[Stored records]
§ §
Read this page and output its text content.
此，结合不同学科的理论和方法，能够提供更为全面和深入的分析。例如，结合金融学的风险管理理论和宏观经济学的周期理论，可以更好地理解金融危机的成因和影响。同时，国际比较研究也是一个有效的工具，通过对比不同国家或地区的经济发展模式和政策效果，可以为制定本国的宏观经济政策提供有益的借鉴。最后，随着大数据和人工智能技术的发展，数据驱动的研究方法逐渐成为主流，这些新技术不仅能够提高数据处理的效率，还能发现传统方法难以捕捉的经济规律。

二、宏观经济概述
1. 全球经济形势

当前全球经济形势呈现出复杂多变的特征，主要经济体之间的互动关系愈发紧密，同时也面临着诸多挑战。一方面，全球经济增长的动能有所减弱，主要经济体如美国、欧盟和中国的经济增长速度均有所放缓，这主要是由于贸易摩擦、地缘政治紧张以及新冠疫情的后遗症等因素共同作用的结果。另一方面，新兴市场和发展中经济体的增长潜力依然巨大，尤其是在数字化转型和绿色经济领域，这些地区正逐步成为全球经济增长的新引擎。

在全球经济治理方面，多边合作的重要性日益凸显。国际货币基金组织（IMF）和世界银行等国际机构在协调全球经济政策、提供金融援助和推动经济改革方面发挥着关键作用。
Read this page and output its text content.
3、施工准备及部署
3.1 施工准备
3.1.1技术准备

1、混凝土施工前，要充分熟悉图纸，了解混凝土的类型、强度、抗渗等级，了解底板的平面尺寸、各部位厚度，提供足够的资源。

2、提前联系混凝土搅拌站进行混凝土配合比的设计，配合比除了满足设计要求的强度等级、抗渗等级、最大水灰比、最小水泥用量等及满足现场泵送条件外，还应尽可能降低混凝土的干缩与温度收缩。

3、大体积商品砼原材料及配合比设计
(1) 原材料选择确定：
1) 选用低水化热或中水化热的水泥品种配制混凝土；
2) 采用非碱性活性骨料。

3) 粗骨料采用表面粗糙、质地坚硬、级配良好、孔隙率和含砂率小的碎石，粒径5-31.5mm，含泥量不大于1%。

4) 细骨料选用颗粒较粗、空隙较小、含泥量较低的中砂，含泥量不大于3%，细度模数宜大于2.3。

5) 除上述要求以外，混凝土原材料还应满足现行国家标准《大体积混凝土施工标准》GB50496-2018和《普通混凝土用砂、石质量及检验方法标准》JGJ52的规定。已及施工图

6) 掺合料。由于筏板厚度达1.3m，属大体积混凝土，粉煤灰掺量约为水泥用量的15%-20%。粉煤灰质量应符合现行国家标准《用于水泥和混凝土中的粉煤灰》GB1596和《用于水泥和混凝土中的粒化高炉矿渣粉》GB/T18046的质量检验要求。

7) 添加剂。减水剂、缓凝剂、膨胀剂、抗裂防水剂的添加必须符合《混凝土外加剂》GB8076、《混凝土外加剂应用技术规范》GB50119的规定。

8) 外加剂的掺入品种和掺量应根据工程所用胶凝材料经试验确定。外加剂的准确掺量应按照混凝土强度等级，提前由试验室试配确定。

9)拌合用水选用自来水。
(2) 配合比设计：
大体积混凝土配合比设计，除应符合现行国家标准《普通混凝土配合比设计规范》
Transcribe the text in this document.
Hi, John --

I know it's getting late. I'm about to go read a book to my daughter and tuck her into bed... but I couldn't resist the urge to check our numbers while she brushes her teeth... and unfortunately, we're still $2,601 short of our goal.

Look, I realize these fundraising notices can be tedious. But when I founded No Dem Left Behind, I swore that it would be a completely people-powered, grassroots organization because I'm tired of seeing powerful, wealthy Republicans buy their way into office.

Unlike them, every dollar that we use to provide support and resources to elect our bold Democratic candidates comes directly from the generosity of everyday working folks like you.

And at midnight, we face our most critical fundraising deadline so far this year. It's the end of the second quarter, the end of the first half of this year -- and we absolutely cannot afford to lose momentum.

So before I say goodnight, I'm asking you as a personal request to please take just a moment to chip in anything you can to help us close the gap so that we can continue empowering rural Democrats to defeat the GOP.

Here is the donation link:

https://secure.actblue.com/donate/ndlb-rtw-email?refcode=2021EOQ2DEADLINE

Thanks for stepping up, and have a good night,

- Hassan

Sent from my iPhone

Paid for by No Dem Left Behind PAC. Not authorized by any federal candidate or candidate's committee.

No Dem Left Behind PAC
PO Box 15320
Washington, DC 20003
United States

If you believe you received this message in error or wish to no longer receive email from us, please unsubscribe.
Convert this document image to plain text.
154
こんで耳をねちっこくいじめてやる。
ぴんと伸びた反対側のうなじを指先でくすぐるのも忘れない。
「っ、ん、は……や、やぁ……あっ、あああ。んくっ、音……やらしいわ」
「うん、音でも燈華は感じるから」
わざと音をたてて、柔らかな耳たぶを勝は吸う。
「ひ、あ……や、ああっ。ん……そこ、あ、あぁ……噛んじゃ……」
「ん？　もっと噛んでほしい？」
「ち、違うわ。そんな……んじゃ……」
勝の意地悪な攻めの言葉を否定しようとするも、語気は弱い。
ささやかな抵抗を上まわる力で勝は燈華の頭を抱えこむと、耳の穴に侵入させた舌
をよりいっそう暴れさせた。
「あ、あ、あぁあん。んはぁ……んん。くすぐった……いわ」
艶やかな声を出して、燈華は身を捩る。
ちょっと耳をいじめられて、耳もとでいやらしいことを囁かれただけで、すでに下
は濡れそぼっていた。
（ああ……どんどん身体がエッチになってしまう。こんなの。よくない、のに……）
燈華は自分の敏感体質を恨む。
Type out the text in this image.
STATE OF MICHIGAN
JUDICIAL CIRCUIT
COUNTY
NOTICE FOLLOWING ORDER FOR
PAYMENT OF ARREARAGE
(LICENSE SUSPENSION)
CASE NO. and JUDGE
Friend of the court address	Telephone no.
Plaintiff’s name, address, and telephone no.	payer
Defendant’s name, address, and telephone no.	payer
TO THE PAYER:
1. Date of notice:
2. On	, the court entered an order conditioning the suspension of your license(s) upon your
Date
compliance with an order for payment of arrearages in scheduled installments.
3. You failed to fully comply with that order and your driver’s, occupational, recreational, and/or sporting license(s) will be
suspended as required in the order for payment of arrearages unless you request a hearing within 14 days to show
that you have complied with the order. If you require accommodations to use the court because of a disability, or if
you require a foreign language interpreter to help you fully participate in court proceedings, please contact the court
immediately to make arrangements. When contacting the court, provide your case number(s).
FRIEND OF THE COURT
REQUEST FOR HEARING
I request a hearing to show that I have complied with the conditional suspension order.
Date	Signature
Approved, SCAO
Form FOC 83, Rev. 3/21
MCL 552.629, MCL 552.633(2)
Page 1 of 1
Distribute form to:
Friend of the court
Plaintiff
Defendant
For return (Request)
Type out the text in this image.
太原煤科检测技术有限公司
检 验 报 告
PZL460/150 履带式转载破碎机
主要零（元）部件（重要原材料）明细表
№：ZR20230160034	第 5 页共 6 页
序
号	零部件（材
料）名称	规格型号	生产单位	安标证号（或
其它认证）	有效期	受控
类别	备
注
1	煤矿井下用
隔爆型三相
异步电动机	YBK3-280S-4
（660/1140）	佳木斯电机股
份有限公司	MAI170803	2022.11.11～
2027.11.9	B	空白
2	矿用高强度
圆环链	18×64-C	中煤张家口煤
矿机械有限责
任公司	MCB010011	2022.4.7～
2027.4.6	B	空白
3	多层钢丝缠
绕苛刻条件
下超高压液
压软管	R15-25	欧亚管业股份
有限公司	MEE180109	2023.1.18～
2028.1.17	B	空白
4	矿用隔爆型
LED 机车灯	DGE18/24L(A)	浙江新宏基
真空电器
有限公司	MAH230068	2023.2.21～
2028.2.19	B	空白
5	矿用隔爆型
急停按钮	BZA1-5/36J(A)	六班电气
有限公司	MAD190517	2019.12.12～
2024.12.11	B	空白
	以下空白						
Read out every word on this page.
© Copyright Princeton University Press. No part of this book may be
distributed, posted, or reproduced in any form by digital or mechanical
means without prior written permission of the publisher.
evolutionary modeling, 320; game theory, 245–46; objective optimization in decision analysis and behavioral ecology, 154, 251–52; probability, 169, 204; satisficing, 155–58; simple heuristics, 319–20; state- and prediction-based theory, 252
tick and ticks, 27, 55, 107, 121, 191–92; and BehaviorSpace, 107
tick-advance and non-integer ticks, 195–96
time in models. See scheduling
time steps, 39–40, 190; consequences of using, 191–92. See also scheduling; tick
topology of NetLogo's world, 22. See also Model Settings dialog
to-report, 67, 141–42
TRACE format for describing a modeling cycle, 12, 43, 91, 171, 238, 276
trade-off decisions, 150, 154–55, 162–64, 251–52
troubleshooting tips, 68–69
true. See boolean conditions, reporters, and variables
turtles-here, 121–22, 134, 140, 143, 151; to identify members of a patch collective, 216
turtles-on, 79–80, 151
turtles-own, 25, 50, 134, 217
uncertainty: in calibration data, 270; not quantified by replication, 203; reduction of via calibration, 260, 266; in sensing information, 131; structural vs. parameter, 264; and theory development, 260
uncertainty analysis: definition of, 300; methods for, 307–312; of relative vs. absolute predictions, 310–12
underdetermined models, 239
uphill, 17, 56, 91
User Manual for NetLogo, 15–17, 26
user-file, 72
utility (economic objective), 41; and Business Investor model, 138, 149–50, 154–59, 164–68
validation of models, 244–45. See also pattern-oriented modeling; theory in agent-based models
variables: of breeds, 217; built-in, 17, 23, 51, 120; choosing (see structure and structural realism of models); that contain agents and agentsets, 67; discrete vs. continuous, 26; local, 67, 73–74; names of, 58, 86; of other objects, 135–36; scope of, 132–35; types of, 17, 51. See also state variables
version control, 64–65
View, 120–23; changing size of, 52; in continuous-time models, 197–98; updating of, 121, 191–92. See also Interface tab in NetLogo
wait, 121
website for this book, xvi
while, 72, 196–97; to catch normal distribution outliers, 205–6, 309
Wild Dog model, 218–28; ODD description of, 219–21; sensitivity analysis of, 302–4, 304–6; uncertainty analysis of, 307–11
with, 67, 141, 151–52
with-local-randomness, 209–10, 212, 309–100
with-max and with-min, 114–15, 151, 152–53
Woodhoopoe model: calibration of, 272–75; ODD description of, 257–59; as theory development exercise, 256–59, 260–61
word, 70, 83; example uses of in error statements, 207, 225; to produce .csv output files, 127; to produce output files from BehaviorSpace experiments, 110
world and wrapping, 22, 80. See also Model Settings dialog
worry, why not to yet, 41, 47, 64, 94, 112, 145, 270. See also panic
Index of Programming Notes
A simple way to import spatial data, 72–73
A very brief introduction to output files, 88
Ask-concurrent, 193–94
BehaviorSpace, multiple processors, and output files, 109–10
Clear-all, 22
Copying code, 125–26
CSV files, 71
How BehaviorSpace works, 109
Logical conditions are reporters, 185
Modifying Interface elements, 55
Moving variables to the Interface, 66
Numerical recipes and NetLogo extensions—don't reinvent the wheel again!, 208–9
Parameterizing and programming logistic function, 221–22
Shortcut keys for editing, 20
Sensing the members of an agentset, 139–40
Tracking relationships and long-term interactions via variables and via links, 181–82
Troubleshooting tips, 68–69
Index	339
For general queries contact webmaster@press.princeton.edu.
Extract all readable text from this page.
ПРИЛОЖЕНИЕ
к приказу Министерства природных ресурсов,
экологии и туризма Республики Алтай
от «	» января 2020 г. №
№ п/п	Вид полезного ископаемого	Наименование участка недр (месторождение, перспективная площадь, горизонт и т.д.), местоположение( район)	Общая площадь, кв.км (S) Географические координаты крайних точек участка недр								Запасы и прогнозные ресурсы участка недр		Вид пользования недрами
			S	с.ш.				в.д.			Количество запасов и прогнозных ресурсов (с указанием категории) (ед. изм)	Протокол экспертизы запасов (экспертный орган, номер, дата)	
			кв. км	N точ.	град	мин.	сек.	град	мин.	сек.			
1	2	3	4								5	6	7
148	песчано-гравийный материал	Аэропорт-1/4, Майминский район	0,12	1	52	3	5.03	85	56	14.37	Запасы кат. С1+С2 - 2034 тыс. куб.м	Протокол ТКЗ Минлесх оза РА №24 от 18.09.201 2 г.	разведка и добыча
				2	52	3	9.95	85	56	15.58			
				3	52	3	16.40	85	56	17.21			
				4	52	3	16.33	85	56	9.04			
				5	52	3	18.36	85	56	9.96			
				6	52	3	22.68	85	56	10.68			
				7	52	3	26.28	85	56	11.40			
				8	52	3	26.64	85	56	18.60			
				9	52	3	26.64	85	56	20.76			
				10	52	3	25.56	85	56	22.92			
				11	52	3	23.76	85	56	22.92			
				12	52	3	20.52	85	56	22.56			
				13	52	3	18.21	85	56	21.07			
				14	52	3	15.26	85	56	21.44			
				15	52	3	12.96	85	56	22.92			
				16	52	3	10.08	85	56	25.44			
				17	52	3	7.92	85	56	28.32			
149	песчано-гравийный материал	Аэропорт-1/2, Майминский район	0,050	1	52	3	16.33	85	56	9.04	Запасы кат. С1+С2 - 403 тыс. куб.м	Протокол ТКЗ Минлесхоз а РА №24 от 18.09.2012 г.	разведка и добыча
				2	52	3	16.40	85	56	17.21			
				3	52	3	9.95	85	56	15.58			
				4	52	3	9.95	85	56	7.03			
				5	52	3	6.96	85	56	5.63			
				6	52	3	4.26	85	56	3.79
§ §
▸ **Task prompt**:
Find every line in the records above that contains the word "Settings", and copy each one.

▸ **Exercise result**:
topology of NetLogo's world, 22. See also Model Settings dialog
world and wrapping, 22, 80. See also Model Settings dialog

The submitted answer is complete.